Aim:
List every line below that contains the word "last", copying each such line in full.

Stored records
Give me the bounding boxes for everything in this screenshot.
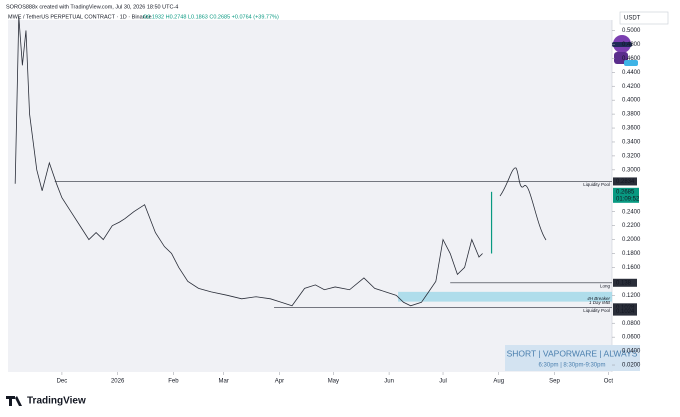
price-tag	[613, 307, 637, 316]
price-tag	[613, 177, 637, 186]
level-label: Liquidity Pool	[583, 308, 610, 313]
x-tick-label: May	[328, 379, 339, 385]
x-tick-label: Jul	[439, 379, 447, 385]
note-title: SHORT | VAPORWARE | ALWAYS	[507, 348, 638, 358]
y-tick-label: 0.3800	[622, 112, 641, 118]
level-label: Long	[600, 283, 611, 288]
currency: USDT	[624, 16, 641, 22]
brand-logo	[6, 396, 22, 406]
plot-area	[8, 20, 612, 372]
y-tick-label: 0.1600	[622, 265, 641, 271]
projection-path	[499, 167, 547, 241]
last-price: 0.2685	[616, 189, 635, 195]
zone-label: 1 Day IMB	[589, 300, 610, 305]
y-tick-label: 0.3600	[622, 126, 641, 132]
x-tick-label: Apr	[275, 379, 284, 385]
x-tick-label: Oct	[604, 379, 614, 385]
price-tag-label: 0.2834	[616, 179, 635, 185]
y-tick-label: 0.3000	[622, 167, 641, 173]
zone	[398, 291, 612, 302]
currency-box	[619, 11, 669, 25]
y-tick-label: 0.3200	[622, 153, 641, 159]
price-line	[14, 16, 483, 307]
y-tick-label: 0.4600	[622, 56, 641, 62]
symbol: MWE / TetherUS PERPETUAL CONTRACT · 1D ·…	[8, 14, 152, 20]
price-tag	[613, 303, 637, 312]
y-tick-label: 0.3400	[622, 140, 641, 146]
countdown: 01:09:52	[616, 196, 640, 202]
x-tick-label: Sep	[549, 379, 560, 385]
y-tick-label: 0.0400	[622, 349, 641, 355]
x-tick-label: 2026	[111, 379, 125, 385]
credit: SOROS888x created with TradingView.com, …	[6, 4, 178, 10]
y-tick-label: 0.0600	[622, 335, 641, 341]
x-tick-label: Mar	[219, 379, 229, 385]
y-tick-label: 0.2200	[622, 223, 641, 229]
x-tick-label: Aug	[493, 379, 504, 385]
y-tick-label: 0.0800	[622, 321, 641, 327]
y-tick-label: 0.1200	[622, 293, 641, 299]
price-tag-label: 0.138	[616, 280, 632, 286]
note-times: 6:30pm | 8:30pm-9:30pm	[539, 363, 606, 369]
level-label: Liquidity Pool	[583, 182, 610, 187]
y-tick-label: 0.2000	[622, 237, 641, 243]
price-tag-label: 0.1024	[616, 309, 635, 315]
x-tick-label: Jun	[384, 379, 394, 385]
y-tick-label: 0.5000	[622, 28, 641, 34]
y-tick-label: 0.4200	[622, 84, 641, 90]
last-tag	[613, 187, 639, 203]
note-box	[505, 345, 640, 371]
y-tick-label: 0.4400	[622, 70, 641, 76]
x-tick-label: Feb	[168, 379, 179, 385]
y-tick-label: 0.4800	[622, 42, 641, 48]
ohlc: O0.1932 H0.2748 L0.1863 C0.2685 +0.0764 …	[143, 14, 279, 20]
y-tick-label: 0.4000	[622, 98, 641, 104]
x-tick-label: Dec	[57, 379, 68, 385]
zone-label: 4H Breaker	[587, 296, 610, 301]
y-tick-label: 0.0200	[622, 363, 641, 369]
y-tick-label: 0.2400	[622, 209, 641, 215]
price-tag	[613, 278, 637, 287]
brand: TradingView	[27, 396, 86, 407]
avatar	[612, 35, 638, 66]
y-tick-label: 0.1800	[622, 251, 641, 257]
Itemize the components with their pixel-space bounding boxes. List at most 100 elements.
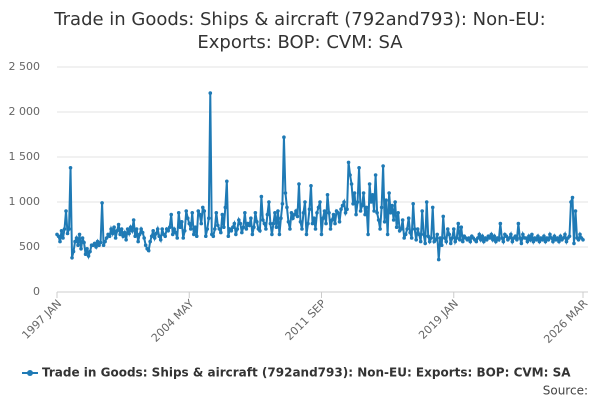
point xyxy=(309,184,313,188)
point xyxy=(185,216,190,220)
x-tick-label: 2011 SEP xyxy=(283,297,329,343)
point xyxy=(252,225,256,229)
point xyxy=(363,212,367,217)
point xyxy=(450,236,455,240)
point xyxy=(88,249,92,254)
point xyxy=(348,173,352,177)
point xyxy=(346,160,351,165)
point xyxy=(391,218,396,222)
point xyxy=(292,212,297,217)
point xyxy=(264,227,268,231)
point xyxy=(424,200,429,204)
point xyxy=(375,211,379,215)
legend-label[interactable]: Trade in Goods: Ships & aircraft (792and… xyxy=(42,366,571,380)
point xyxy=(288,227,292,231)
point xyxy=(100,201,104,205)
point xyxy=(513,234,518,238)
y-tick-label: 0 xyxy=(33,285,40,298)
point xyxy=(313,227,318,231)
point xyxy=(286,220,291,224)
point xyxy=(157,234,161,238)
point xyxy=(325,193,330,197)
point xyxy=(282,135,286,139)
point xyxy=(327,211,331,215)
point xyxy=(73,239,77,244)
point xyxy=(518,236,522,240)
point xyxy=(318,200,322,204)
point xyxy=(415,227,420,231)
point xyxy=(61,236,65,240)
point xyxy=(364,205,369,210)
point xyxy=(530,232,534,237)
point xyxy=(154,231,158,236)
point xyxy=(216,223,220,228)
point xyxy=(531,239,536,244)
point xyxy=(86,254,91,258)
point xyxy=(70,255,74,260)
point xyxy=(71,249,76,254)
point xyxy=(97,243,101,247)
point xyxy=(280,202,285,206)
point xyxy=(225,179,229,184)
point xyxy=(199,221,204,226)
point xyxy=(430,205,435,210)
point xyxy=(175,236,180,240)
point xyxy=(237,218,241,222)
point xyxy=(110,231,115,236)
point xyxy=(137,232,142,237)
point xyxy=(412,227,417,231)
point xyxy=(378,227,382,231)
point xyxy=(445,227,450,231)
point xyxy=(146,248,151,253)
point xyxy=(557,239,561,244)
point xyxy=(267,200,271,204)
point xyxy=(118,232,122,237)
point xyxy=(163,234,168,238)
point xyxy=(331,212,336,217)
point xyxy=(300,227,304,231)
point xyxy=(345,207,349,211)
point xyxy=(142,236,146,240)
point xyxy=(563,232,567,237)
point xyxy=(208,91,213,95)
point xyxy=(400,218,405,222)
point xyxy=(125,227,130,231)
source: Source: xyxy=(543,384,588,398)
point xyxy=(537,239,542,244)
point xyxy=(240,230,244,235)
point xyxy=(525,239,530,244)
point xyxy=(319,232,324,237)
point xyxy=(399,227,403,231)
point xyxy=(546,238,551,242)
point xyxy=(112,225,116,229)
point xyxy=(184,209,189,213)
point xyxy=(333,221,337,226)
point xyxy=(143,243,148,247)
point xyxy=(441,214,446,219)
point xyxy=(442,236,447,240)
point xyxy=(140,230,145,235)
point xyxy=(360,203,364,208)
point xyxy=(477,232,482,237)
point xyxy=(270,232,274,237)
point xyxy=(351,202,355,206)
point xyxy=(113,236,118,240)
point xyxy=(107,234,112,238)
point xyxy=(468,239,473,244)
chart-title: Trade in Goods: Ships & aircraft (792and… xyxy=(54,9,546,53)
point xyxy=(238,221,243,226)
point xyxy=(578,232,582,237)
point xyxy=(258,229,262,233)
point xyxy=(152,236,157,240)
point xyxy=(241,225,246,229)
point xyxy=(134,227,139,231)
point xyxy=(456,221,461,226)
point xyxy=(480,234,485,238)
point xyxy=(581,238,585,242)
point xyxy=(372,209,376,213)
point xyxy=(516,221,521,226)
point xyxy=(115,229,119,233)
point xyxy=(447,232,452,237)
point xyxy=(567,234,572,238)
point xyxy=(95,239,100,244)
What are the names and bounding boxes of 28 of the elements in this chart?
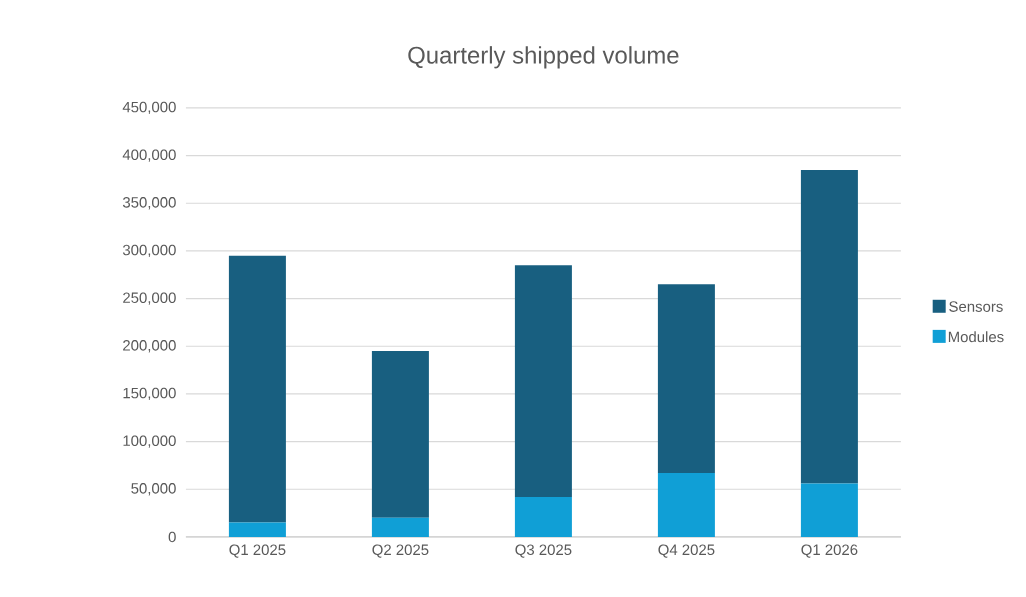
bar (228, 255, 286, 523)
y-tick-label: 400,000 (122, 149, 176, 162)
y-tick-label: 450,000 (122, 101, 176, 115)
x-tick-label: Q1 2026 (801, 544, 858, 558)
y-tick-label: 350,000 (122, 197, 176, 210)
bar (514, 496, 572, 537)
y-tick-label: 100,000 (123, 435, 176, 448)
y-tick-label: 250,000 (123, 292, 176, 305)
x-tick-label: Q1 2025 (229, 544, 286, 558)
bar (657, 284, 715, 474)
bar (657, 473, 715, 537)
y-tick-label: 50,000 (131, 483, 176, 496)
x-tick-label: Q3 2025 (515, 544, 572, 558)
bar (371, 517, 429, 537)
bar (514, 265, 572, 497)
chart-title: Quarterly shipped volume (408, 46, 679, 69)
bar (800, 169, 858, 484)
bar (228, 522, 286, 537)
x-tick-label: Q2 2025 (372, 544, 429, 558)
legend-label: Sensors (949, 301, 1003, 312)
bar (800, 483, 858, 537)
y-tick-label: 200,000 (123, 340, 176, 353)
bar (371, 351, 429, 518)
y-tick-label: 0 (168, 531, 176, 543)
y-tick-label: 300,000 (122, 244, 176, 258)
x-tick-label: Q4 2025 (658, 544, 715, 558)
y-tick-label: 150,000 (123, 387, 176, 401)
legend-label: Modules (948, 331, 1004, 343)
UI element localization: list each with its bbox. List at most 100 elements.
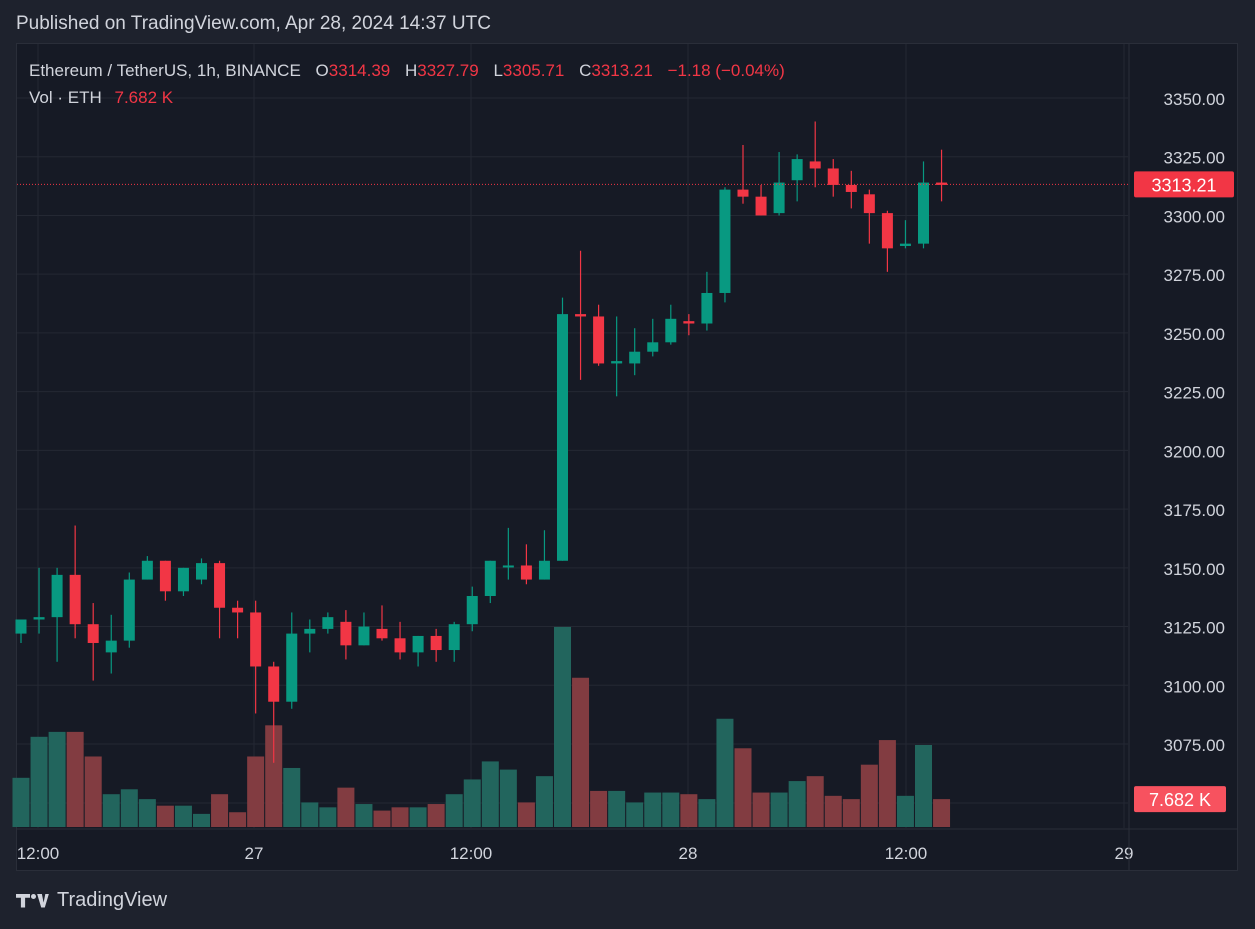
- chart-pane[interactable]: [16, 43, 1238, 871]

Solution to the problem:
last-price: 0.2685	[616, 189, 635, 195]
last-tag	[613, 187, 639, 203]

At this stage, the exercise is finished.